--- INPUT DATA ---

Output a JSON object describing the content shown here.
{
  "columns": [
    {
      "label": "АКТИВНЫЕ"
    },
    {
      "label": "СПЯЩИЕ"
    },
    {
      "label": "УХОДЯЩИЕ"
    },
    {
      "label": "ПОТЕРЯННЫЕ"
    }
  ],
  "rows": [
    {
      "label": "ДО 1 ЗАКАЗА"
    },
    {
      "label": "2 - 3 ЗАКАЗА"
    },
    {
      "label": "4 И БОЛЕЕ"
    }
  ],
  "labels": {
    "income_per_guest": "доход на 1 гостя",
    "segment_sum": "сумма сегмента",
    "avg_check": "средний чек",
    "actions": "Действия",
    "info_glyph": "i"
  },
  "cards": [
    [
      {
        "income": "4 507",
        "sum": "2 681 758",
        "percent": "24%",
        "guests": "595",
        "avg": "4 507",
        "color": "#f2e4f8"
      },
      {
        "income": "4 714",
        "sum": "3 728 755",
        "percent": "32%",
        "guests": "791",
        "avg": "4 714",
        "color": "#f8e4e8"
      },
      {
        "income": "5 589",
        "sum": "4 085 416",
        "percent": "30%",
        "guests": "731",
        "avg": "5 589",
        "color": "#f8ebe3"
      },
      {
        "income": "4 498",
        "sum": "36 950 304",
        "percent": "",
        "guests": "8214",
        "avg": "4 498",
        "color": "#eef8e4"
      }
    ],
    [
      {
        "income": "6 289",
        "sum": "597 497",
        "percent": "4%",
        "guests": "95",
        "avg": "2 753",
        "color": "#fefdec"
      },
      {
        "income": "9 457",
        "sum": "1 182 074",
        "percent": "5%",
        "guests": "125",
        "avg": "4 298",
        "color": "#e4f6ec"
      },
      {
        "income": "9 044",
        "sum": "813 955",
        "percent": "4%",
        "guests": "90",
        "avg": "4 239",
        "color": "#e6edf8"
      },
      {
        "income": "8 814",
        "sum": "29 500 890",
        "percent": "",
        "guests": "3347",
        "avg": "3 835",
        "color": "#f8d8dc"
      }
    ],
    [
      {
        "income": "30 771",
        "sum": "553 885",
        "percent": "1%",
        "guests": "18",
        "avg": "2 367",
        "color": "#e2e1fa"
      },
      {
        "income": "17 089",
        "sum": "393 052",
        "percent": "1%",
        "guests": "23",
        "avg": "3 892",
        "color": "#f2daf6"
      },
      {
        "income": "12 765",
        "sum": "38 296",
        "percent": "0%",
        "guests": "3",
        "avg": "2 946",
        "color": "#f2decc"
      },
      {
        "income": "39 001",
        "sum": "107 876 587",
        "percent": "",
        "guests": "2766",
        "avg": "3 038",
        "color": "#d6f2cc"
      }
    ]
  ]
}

---

● **EXERCISE PROMPT**: Gather each line holding the string "color".

● **THE REPLY**:
        "color": "#f2e4f8"
        "color": "#f8e4e8"
        "color": "#f8ebe3"
        "color": "#eef8e4"
        "color": "#fefdec"
        "color": "#e4f6ec"
        "color": "#e6edf8"
        "color": "#f8d8dc"
        "color": "#e2e1fa"
        "color": "#f2daf6"
        "color": "#f2decc"
        "color": "#d6f2cc"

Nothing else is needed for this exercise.